> **Exercise requirements**
Reproduce the records that follow in full, excluding any picture they contain.

> **Data excerpts**
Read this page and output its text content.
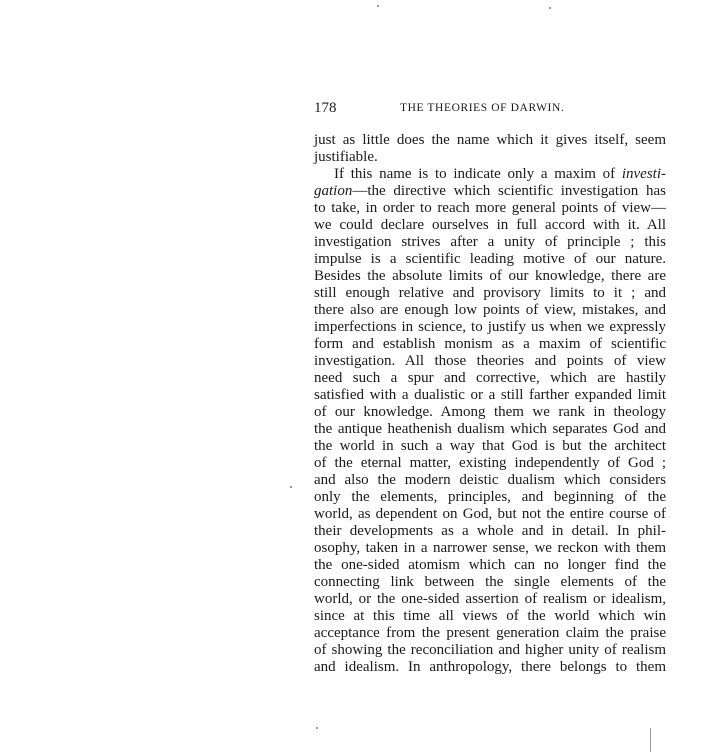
178	THE THEORIES OF DARWIN.
just as little does the name which it gives itself, seem
justifiable.
If this name is to indicate only a maxim of investi-
gation—the directive which scientific investigation has
to take, in order to reach more general points of view—
we could declare ourselves in full accord with it. All
investigation strives after a unity of principle ; this
impulse is a scientific leading motive of our nature.
Besides the absolute limits of our knowledge, there are
still enough relative and provisory limits to it ; and
there also are enough low points of view, mistakes, and
imperfections in science, to justify us when we expressly
form and establish monism as a maxim of scientific
investigation. All those theories and points of view
need such a spur and corrective, which are hastily
satisfied with a dualistic or a still farther expanded limit
of our knowledge. Among them we rank in theology
the antique heathenish dualism which separates God and
the world in such a way that God is but the architect
of the eternal matter, existing independently of God ;
and also the modern deistic dualism which considers
only the elements, principles, and beginning of the
world, as dependent on God, but not the entire course of
their developments as a whole and in detail. In phil-
osophy, taken in a narrower sense, we reckon with them
the one-sided atomism which can no longer find the
connecting link between the single elements of the
world, or the one-sided assertion of realism or idealism,
since at this time all views of the world which win
acceptance from the present generation claim the praise
of showing the reconciliation and higher unity of realism
and idealism. In anthropology, there belongs to them
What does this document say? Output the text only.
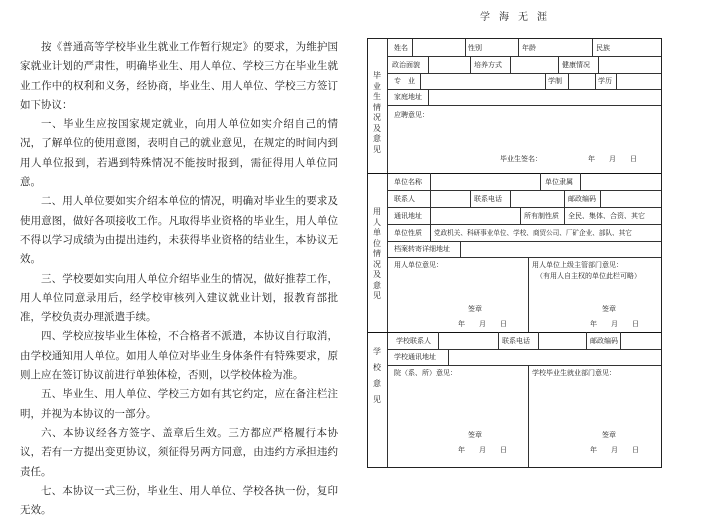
学海无涯

按《普通高等学校毕业生就业工作暂行规定》的要求，为维护国家就业计划的严肃性，明确毕业生、用人单位、学校三方在毕业生就业工作中的权利和义务，经协商，毕业生、用人单位、学校三方签订如下协议：

一、毕业生应按国家规定就业，向用人单位如实介绍自己的情况，了解单位的使用意图，表明自己的就业意见，在规定的时间内到用人单位报到，若遇到特殊情况不能按时报到，需征得用人单位同意。

二、用人单位要如实介绍本单位的情况，明确对毕业生的要求及使用意图，做好各项接收工作。凡取得毕业资格的毕业生，用人单位不得以学习成绩为由提出违约，未获得毕业资格的结业生，本协议无效。

三、学校要如实向用人单位介绍毕业生的情况，做好推荐工作，用人单位同意录用后，经学校审核列入建议就业计划，报教育部批准，学校负责办理派遣手续。

四、学校应按毕业生体检，不合格者不派遣，本协议自行取消，由学校通知用人单位。如用人单位对毕业生身体条件有特殊要求，原则上应在签订协议前进行单独体检，否则，以学校体检为准。

五、毕业生、用人单位、学校三方如有其它约定，应在备注栏注明，并视为本协议的一部分。

六、本协议经各方签字、盖章后生效。三方都应严格履行本协议，若有一方提出变更协议，须征得另两方同意，由违约方承担违约责任。

七、本协议一式三份，毕业生、用人单位、学校各执一份，复印无效。

毕业生情况及意见
用人单位情况及意见
学校意见
姓名	性别	年龄	民族
政治面貌	培养方式	健康情况
专　业	学制	学历
家庭地址
应聘意见：
毕业生签名：	年　　月　　日
单位名称	单位隶属
联系人	联系电话	邮政编码
通讯地址	所有制性质 全民、集体、合资、其它
单位性质 党政机关、科研事业单位、学校、商贸公司、厂矿企业、部队、其它
档案转寄详细地址
用人单位意见：	用人单位上级主管部门意见：
（有用人自主权的单位此栏可略）
签章
年　　月　　日
签章
年　　月　　日
学校联系人	联系电话	邮政编码
学校通讯地址
院（系、所）意见：	学校毕业生就业部门意见：
签章
年　　月　　日
签章
年　　月　　日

> **Solution to this exercise**
Read this page and output its text content.
178	THE THEORIES OF DARWIN.
just as little does the name which it gives itself, seem
justifiable.
If this name is to indicate only a maxim of investi-
gation—the directive which scientific investigation has
to take, in order to reach more general points of view—
we could declare ourselves in full accord with it. All
investigation strives after a unity of principle ; this
impulse is a scientific leading motive of our nature.
Besides the absolute limits of our knowledge, there are
still enough relative and provisory limits to it ; and
there also are enough low points of view, mistakes, and
imperfections in science, to justify us when we expressly
form and establish monism as a maxim of scientific
investigation. All those theories and points of view
need such a spur and corrective, which are hastily
satisfied with a dualistic or a still farther expanded limit
of our knowledge. Among them we rank in theology
the antique heathenish dualism which separates God and
the world in such a way that God is but the architect
of the eternal matter, existing independently of God ;
and also the modern deistic dualism which considers
only the elements, principles, and beginning of the
world, as dependent on God, but not the entire course of
their developments as a whole and in detail. In phil-
osophy, taken in a narrower sense, we reckon with them
the one-sided atomism which can no longer find the
connecting link between the single elements of the
world, or the one-sided assertion of realism or idealism,
since at this time all views of the world which win
acceptance from the present generation claim the praise
of showing the reconciliation and higher unity of realism
and idealism. In anthropology, there belongs to them
What does this document say? Output the text only.
学海无涯

按《普通高等学校毕业生就业工作暂行规定》的要求，为维护国家就业计划的严肃性，明确毕业生、用人单位、学校三方在毕业生就业工作中的权利和义务，经协商，毕业生、用人单位、学校三方签订如下协议：

一、毕业生应按国家规定就业，向用人单位如实介绍自己的情况，了解单位的使用意图，表明自己的就业意见，在规定的时间内到用人单位报到，若遇到特殊情况不能按时报到，需征得用人单位同意。

二、用人单位要如实介绍本单位的情况，明确对毕业生的要求及使用意图，做好各项接收工作。凡取得毕业资格的毕业生，用人单位不得以学习成绩为由提出违约，未获得毕业资格的结业生，本协议无效。

三、学校要如实向用人单位介绍毕业生的情况，做好推荐工作，用人单位同意录用后，经学校审核列入建议就业计划，报教育部批准，学校负责办理派遣手续。

四、学校应按毕业生体检，不合格者不派遣，本协议自行取消，由学校通知用人单位。如用人单位对毕业生身体条件有特殊要求，原则上应在签订协议前进行单独体检，否则，以学校体检为准。

五、毕业生、用人单位、学校三方如有其它约定，应在备注栏注明，并视为本协议的一部分。

六、本协议经各方签字、盖章后生效。三方都应严格履行本协议，若有一方提出变更协议，须征得另两方同意，由违约方承担违约责任。

七、本协议一式三份，毕业生、用人单位、学校各执一份，复印无效。

毕业生情况及意见
用人单位情况及意见
学校意见
姓名	性别	年龄	民族
政治面貌	培养方式	健康情况
专　业	学制	学历
家庭地址
应聘意见：
毕业生签名：	年　　月　　日
单位名称	单位隶属
联系人	联系电话	邮政编码
通讯地址	所有制性质 全民、集体、合资、其它
单位性质 党政机关、科研事业单位、学校、商贸公司、厂矿企业、部队、其它
档案转寄详细地址
用人单位意见：	用人单位上级主管部门意见：
（有用人自主权的单位此栏可略）
签章
年　　月　　日
签章
年　　月　　日
学校联系人	联系电话	邮政编码
学校通讯地址
院（系、所）意见：	学校毕业生就业部门意见：
签章
年　　月　　日
签章
年　　月　　日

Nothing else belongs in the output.